Given request »
Copy every line below word for word, leaving out the pictures.

◆ ◆ ◆ ◆ ◆ ◆ ◆

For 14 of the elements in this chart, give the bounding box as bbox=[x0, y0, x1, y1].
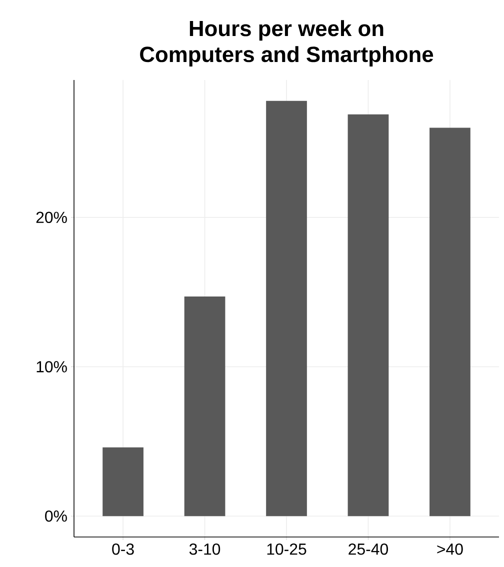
bar bbox=[102, 447, 144, 516]
chart-title: Hours per week on Computers and Smartphone bbox=[140, 20, 434, 67]
y-tick-label: 10% bbox=[36, 361, 67, 372]
bar bbox=[266, 100, 307, 516]
bar bbox=[430, 128, 470, 516]
x-tick-label: >40 bbox=[437, 544, 463, 555]
x-tick-label: 0-3 bbox=[112, 544, 134, 555]
y-tick-label: 0% bbox=[45, 510, 67, 522]
bar bbox=[348, 114, 389, 516]
bar bbox=[184, 296, 226, 516]
x-tick-label: 25-40 bbox=[348, 544, 388, 555]
x-tick-label: 3-10 bbox=[189, 544, 220, 555]
x-tick-label: 10-25 bbox=[267, 544, 306, 555]
y-tick-label: 20% bbox=[36, 212, 67, 224]
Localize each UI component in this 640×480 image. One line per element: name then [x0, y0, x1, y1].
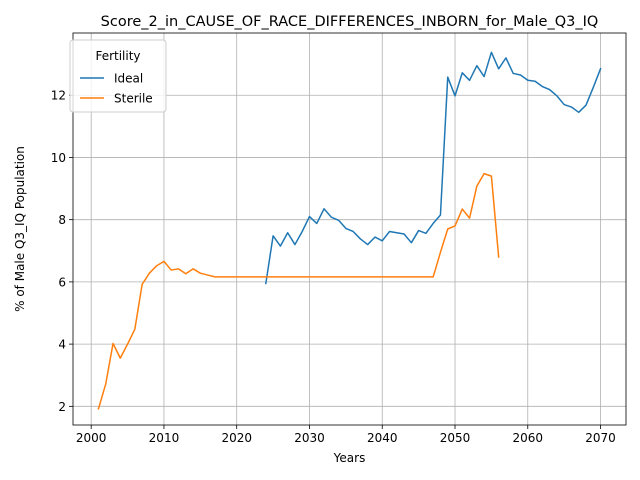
y-tick-label: 8 [58, 213, 66, 227]
chart-title: Score_2_in_CAUSE_OF_RACE_DIFFERENCES_INB… [101, 14, 599, 30]
legend: Fertility Ideal Sterile [69, 39, 167, 113]
axis-ticks: 2000 2010 2020 2030 2040 2050 2060 2070 2 4 6 8 10 12 [51, 89, 616, 445]
y-tick-label: 6 [58, 275, 66, 289]
legend-title: Fertility [95, 49, 140, 63]
x-tick-label: 2070 [585, 431, 616, 445]
x-tick-label: 2020 [221, 431, 252, 445]
y-tick-label: 4 [58, 338, 66, 352]
x-tick-label: 2010 [149, 431, 180, 445]
series-line-ideal [264, 51, 602, 285]
y-tick-label: 2 [58, 400, 66, 414]
series-layer [97, 51, 602, 410]
y-tick-label: 12 [51, 89, 66, 103]
x-tick-label: 2050 [440, 431, 471, 445]
y-tick-label: 10 [51, 151, 66, 165]
x-tick-label: 2040 [367, 431, 398, 445]
grid [73, 33, 626, 425]
x-tick-label: 2030 [294, 431, 325, 445]
plot-frame [72, 32, 627, 426]
x-tick-label: 2000 [76, 431, 107, 445]
series-line-sterile [97, 172, 500, 410]
legend-box [69, 39, 167, 113]
legend-label-ideal: Ideal [114, 72, 143, 86]
legend-label-sterile: Sterile [114, 92, 153, 106]
y-axis-label: % of Male Q3_IQ Population [13, 146, 27, 312]
x-axis-label: Years [333, 451, 366, 465]
x-tick-label: 2060 [512, 431, 543, 445]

◆ ◆ ◆ ◆ ◆ ◆ ◆

Full output »
For 14 of the elements in this chart, give the bounding box as bbox=[x0, y0, x1, y1].
bar bbox=[102, 447, 144, 516]
chart-title: Hours per week on Computers and Smartphone bbox=[140, 20, 434, 67]
y-tick-label: 10% bbox=[36, 361, 67, 372]
bar bbox=[266, 100, 307, 516]
bar bbox=[430, 128, 470, 516]
x-tick-label: >40 bbox=[437, 544, 463, 555]
x-tick-label: 0-3 bbox=[112, 544, 134, 555]
y-tick-label: 0% bbox=[45, 510, 67, 522]
bar bbox=[348, 114, 389, 516]
bar bbox=[184, 296, 226, 516]
x-tick-label: 25-40 bbox=[348, 544, 388, 555]
x-tick-label: 3-10 bbox=[189, 544, 220, 555]
x-tick-label: 10-25 bbox=[267, 544, 306, 555]
y-tick-label: 20% bbox=[36, 212, 67, 224]
Localize each UI component in this 640×480 image. One line per element: name then [x0, y0, x1, y1].
y-tick-label: 8 [58, 213, 66, 227]
chart-title: Score_2_in_CAUSE_OF_RACE_DIFFERENCES_INB… [101, 14, 599, 30]
legend: Fertility Ideal Sterile [69, 39, 167, 113]
axis-ticks: 2000 2010 2020 2030 2040 2050 2060 2070 2 4 6 8 10 12 [51, 89, 616, 445]
y-tick-label: 6 [58, 275, 66, 289]
legend-title: Fertility [95, 49, 140, 63]
x-tick-label: 2070 [585, 431, 616, 445]
x-tick-label: 2020 [221, 431, 252, 445]
y-tick-label: 4 [58, 338, 66, 352]
x-tick-label: 2010 [149, 431, 180, 445]
series-line-ideal [264, 51, 602, 285]
y-tick-label: 2 [58, 400, 66, 414]
series-layer [97, 51, 602, 410]
y-tick-label: 12 [51, 89, 66, 103]
x-tick-label: 2050 [440, 431, 471, 445]
y-tick-label: 10 [51, 151, 66, 165]
x-tick-label: 2040 [367, 431, 398, 445]
grid [73, 33, 626, 425]
x-tick-label: 2030 [294, 431, 325, 445]
plot-frame [72, 32, 627, 426]
x-tick-label: 2000 [76, 431, 107, 445]
series-line-sterile [97, 172, 500, 410]
legend-box [69, 39, 167, 113]
legend-label-ideal: Ideal [114, 72, 143, 86]
legend-label-sterile: Sterile [114, 92, 153, 106]
y-axis-label: % of Male Q3_IQ Population [13, 146, 27, 312]
x-axis-label: Years [333, 451, 366, 465]
x-tick-label: 2060 [512, 431, 543, 445]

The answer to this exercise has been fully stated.